Problem to solve: The entries below are to be repeated exactly as they stand.

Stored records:
'''

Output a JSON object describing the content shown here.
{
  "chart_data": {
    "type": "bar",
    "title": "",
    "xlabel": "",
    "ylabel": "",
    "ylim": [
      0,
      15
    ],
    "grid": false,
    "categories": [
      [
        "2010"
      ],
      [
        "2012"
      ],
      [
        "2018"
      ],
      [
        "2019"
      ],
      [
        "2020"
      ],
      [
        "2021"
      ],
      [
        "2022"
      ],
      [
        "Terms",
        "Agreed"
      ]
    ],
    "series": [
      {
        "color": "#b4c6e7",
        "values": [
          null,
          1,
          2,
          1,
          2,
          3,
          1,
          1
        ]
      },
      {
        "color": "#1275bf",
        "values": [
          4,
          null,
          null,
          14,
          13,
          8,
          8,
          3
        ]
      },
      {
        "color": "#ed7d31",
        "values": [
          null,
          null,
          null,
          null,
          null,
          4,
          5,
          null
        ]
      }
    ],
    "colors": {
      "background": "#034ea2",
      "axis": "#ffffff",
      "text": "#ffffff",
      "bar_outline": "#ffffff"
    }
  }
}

'''

Exercise result:
Output a JSON object describing the content shown here.
{
  "chart_data": {
    "type": "bar",
    "title": "",
    "xlabel": "",
    "ylabel": "",
    "ylim": [
      0,
      15
    ],
    "grid": false,
    "categories": [
      [
        "2010"
      ],
      [
        "2012"
      ],
      [
        "2018"
      ],
      [
        "2019"
      ],
      [
        "2020"
      ],
      [
        "2021"
      ],
      [
        "2022"
      ],
      [
        "Terms",
        "Agreed"
      ]
    ],
    "series": [
      {
        "color": "#b4c6e7",
        "values": [
          null,
          1,
          2,
          1,
          2,
          3,
          1,
          1
        ]
      },
      {
        "color": "#1275bf",
        "values": [
          4,
          null,
          null,
          14,
          13,
          8,
          8,
          3
        ]
      },
      {
        "color": "#ed7d31",
        "values": [
          null,
          null,
          null,
          null,
          null,
          4,
          5,
          null
        ]
      }
    ],
    "colors": {
      "background": "#034ea2",
      "axis": "#ffffff",
      "text": "#ffffff",
      "bar_outline": "#ffffff"
    }
  }
}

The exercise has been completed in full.